Soap operas' favorite themes of love, jealousy, betrayal and riches now are mined more sensationally on cable television, which doesn't contend with the same regulatory restrictions as broadcast television. Sassier reality shows such as MTV's "Dissed" and "Sex ... with Mom and Dad," which borrow the pathos of soaps, increasingly are attracting the younger audience that advertisers want to reach.
"The real shift in daytime drama came in the 1990s," said Sally Sussman Morina, a former head writer of "Days of Our Lives" and creator of the soap "Generations" that ran two seasons on NBC. "Daytime dramas used to be ahead of their time by tackling important social issues as part of their stories."
Daytime soaps delved into topics once considered taboo for prime time, including adultery, rape, abortion, homosexuality and AIDS. The shows hit their zenith in the early 1980s when 30 million people tuned in for the marriage of Luke and Laura on ABC's "General Hospital."
"But then all of these other shows came along — 'Jerry Springer,' and 'Oprah,' and all the reality shows — and suddenly they were interviewing your next-door neighbor who was a transvestite sleeping with his sister," Sussman Morina said. "Cutting edge got away from us."
And daytime themes moved into prime time, first with "Dallas" and "Dynasty," and now with "Desperate Housewives" and "Brothers & Sisters." That offered women a weekly dose of their serialized drama.
"Guiding Light" is owned by Procter & Gamble, maker of Ivory, Tide, Mr. Clean and Crest toothpaste. P&G's TeleNext Media, which produces the show, said Wednesday it would try to find a new home for the program, created in 1937. The radio show made the switch to CBS television in 1952, and expanded to one hour in 1977.
....
WHAT YOU WILL DO.
- A) Answer these questions from the soap opera passage:
(i) How many people tuned in for the marriage of Luke and Laura on "General Hospital"?
(ii) In what year did "Guiding Light" make the switch to CBS television?
(iii) Which soap did Sally Sussman Morina create, and how long did it run?
- B) Summarize the soap opera passage in two sentences.
- C) Rewrite the soap opera passage from "Daytime soaps delved" to "their serialized drama.", updating "zenith" to "peak".

GIVEN DATA.
....
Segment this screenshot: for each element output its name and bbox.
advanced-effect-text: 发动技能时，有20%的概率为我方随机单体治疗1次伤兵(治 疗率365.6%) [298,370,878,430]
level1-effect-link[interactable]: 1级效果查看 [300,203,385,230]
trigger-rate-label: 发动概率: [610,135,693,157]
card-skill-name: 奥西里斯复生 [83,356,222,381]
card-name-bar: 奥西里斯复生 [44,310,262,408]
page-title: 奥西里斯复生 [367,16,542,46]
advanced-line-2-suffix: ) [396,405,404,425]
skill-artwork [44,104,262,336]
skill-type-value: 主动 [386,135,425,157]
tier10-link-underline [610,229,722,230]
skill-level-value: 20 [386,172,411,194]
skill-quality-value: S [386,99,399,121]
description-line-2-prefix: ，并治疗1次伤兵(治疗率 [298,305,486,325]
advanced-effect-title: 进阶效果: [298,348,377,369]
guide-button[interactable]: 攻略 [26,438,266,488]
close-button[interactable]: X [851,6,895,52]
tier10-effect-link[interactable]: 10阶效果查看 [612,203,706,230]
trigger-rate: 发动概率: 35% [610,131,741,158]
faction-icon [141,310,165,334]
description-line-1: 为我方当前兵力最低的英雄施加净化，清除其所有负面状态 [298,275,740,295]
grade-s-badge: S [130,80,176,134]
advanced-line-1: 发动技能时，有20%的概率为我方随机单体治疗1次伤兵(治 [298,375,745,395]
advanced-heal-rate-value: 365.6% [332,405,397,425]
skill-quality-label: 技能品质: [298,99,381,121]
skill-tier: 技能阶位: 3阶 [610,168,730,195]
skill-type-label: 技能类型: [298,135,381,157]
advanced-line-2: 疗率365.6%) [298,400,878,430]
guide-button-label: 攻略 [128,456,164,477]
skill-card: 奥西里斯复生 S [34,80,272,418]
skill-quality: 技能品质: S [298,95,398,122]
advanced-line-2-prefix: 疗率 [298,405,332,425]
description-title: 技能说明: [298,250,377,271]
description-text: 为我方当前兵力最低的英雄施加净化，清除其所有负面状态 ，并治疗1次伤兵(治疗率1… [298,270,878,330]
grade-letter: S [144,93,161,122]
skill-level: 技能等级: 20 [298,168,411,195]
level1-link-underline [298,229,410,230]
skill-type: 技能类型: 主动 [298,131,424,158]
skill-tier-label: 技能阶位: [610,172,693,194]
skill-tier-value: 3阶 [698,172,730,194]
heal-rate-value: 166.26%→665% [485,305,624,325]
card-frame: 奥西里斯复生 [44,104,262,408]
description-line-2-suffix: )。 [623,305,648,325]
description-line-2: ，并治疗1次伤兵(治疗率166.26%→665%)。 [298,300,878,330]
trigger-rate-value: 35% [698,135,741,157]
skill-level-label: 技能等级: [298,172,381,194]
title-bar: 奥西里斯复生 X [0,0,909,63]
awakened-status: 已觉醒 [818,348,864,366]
....
ANSWERS TO THE PROBLEMS.
- A)
(i) 30 million people.
(ii) 1952.
(iii) "Generations," which ran two seasons on NBC.

- B) Soap operas' favorite themes are now mined more sensationally on cable television and in reality shows that increasingly attract the younger audience advertisers want, while daytime themes have also moved into prime time. P&G's TeleNext Media, which produces "Guiding Light," said it would try to find a new home for the program, created in 1937.

- C)
Daytime soaps delved into topics once considered taboo for prime time, including adultery, rape, abortion, homosexuality and AIDS. The shows hit their peak in the early 1980s when 30 million people tuned in for the marriage of Luke and Laura on ABC's "General Hospital."
"But then all of these other shows came along — 'Jerry Springer,' and 'Oprah,' and all the reality shows — and suddenly they were interviewing your next-door neighbor who was a transvestite sleeping with his sister," Sussman Morina said. "Cutting edge got away from us."
And daytime themes moved into prime time, first with "Dallas" and "Dynasty," and now with "Desperate Housewives" and "Brothers & Sisters." That offered women a weekly dose of their serialized drama.